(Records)
-*-

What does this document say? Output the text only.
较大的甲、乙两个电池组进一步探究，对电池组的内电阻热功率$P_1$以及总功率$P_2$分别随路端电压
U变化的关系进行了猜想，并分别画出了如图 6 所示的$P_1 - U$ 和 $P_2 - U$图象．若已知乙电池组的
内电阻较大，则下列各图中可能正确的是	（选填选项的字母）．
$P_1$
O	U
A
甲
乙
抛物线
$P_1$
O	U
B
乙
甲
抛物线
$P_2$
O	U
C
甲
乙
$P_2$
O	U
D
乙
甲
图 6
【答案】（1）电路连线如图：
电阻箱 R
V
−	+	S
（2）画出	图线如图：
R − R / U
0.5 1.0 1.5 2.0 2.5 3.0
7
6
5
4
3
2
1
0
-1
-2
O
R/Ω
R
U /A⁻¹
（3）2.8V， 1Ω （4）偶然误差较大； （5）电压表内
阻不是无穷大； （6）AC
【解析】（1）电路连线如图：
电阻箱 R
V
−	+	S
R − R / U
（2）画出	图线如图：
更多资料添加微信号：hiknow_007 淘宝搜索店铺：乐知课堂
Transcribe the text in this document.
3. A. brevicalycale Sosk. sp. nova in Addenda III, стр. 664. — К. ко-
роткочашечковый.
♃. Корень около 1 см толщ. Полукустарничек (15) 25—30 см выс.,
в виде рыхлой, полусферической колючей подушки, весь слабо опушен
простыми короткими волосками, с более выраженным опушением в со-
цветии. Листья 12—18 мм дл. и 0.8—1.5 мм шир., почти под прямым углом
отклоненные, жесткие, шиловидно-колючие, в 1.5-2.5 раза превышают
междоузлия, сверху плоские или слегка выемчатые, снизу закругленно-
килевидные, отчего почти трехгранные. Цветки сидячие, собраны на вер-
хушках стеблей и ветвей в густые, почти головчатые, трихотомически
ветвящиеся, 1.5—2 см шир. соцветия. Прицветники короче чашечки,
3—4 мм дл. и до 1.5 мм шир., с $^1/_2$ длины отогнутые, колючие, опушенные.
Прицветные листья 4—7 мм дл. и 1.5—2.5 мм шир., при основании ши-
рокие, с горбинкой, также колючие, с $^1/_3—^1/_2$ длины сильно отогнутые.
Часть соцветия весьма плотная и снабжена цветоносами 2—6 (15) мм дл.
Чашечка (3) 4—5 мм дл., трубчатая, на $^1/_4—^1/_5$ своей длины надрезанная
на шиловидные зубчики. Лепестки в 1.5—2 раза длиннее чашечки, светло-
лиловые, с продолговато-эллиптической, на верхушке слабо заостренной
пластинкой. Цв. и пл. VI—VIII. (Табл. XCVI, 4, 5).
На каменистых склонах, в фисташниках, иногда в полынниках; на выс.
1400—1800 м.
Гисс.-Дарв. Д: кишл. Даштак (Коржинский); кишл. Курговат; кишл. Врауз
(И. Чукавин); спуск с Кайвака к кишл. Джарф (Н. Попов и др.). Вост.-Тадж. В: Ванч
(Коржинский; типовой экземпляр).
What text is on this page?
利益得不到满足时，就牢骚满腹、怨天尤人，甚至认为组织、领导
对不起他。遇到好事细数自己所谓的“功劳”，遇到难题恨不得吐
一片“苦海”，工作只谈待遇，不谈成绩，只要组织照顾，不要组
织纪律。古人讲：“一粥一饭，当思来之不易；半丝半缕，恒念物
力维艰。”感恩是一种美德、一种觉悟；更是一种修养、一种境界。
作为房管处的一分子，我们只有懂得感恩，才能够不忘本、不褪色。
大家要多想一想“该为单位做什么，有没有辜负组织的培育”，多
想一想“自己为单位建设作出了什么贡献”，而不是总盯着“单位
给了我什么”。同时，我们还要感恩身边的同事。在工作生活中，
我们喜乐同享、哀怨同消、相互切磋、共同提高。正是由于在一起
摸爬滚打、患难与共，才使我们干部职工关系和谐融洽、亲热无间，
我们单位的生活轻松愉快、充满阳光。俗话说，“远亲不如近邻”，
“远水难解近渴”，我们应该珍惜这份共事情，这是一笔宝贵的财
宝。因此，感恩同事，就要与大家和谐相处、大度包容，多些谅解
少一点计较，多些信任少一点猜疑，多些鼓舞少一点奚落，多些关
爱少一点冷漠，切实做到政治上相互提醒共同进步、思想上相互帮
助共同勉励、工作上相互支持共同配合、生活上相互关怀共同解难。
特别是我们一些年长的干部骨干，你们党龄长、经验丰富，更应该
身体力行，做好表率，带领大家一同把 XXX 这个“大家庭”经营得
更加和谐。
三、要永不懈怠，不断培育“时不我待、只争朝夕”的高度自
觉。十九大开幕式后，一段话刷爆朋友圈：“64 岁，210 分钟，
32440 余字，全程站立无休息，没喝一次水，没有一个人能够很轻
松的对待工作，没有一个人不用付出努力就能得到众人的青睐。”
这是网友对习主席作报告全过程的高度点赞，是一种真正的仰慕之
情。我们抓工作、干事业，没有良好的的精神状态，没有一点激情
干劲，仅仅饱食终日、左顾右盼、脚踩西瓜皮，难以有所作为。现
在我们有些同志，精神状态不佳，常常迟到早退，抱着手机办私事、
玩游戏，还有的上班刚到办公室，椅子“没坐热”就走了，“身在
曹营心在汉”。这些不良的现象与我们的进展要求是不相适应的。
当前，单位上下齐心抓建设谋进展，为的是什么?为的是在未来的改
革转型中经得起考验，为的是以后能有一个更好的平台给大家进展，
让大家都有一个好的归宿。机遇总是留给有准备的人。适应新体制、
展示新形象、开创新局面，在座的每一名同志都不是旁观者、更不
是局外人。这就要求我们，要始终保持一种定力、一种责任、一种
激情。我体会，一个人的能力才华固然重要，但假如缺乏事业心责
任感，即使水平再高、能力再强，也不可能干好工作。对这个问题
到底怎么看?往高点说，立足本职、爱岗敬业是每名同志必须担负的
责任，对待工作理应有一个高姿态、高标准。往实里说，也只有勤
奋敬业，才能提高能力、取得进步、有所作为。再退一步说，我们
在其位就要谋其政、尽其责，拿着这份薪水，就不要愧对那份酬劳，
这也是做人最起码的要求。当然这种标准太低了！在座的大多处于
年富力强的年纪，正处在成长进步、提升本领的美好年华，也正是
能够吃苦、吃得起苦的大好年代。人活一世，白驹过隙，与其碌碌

-*-

(SHORT EXERCISE): In the entries above, find each line with the word "отогнутые" and copy it.

(RESPONSE BELOW):
3—4 мм дл. и до 1.5 мм шир., с $^1/_2$ длины отогнутые, колючие, опушенные.
рокие, с горбинкой, также колючие, с $^1/_3—^1/_2$ длины сильно отогнутые.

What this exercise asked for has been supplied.